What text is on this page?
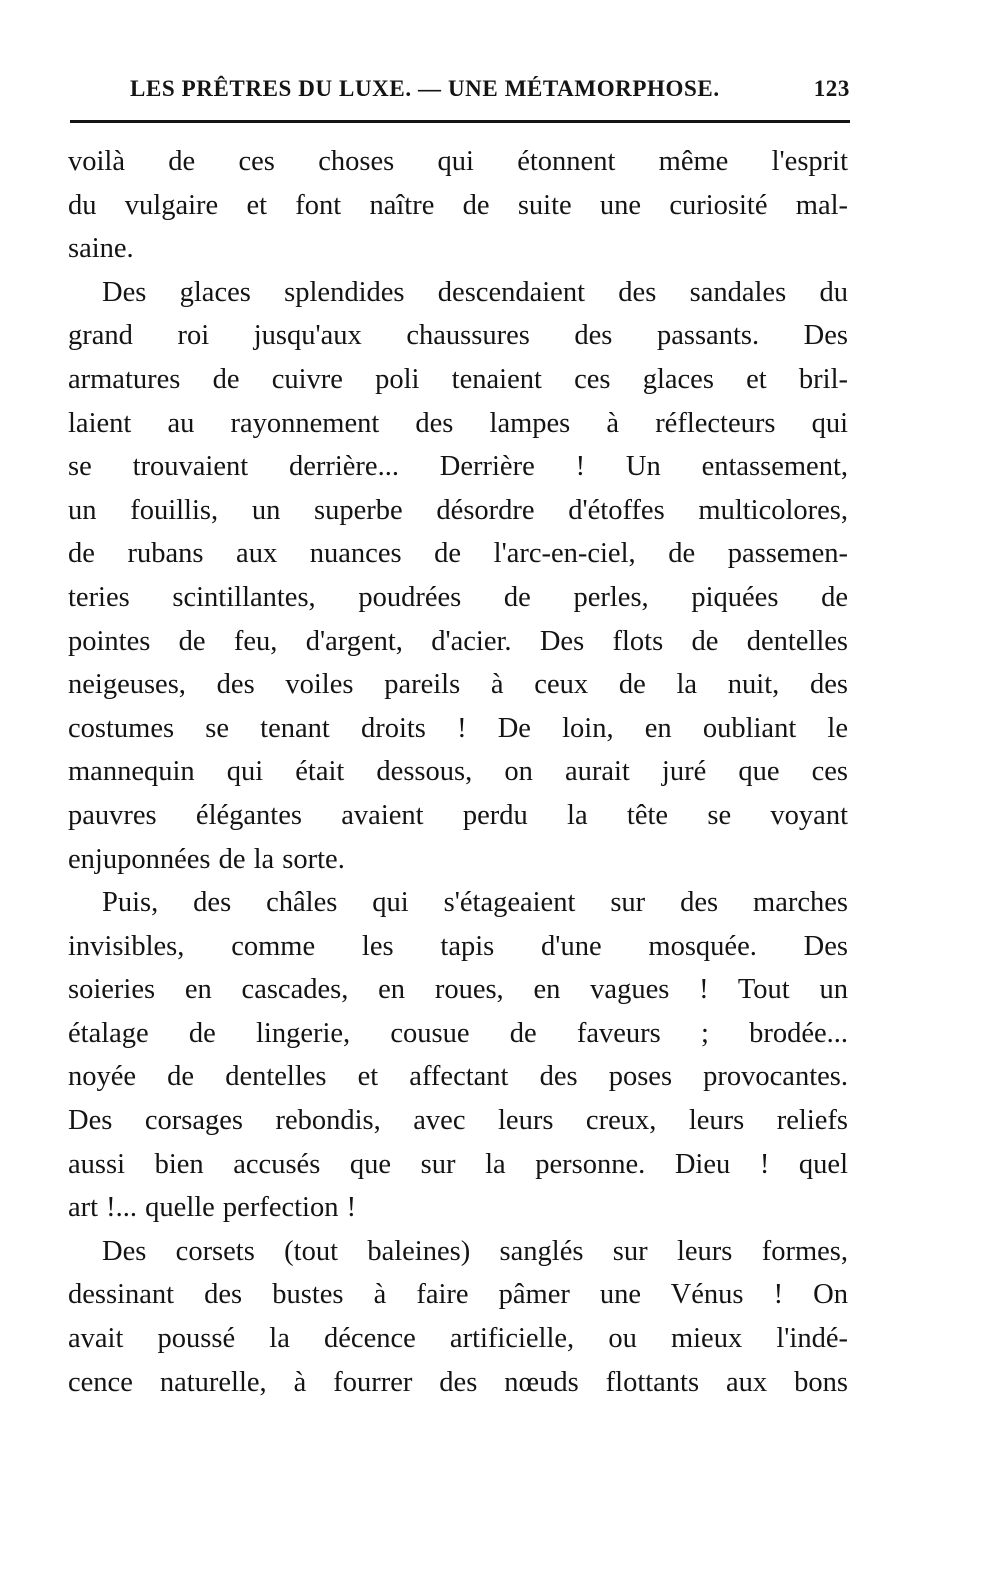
LES PRÊTRES DU LUXE. — UNE MÉTAMORPHOSE.	123

voilà de ces choses qui étonnent même l'esprit
du vulgaire et font naître de suite une curiosité mal-
saine.

Des glaces splendides descendaient des sandales du
grand roi jusqu'aux chaussures des passants. Des
armatures de cuivre poli tenaient ces glaces et bril-
laient au rayonnement des lampes à réflecteurs qui
se trouvaient derrière... Derrière ! Un entassement,
un fouillis, un superbe désordre d'étoffes multicolores,
de rubans aux nuances de l'arc-en-ciel, de passemen-
teries scintillantes, poudrées de perles, piquées de
pointes de feu, d'argent, d'acier. Des flots de dentelles
neigeuses, des voiles pareils à ceux de la nuit, des
costumes se tenant droits ! De loin, en oubliant le
mannequin qui était dessous, on aurait juré que ces
pauvres élégantes avaient perdu la tête se voyant
enjuponnées de la sorte.

Puis, des châles qui s'étageaient sur des marches
invisibles, comme les tapis d'une mosquée. Des
soieries en cascades, en roues, en vagues ! Tout un
étalage de lingerie, cousue de faveurs ; brodée...
noyée de dentelles et affectant des poses provocantes.
Des corsages rebondis, avec leurs creux, leurs reliefs
aussi bien accusés que sur la personne. Dieu ! quel
art !... quelle perfection !

Des corsets (tout baleines) sanglés sur leurs formes,
dessinant des bustes à faire pâmer une Vénus ! On
avait poussé la décence artificielle, ou mieux l'indé-
cence naturelle, à fourrer des nœuds flottants aux bons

*REQUIREMENT:* Skip every picture and transcribe the data above exactly.

*OUTPUT:*
What text is on this page?
LES PRÊTRES DU LUXE. — UNE MÉTAMORPHOSE.	123

voilà de ces choses qui étonnent même l'esprit
du vulgaire et font naître de suite une curiosité mal-
saine.

Des glaces splendides descendaient des sandales du
grand roi jusqu'aux chaussures des passants. Des
armatures de cuivre poli tenaient ces glaces et bril-
laient au rayonnement des lampes à réflecteurs qui
se trouvaient derrière... Derrière ! Un entassement,
un fouillis, un superbe désordre d'étoffes multicolores,
de rubans aux nuances de l'arc-en-ciel, de passemen-
teries scintillantes, poudrées de perles, piquées de
pointes de feu, d'argent, d'acier. Des flots de dentelles
neigeuses, des voiles pareils à ceux de la nuit, des
costumes se tenant droits ! De loin, en oubliant le
mannequin qui était dessous, on aurait juré que ces
pauvres élégantes avaient perdu la tête se voyant
enjuponnées de la sorte.

Puis, des châles qui s'étageaient sur des marches
invisibles, comme les tapis d'une mosquée. Des
soieries en cascades, en roues, en vagues ! Tout un
étalage de lingerie, cousue de faveurs ; brodée...
noyée de dentelles et affectant des poses provocantes.
Des corsages rebondis, avec leurs creux, leurs reliefs
aussi bien accusés que sur la personne. Dieu ! quel
art !... quelle perfection !

Des corsets (tout baleines) sanglés sur leurs formes,
dessinant des bustes à faire pâmer une Vénus ! On
avait poussé la décence artificielle, ou mieux l'indé-
cence naturelle, à fourrer des nœuds flottants aux bons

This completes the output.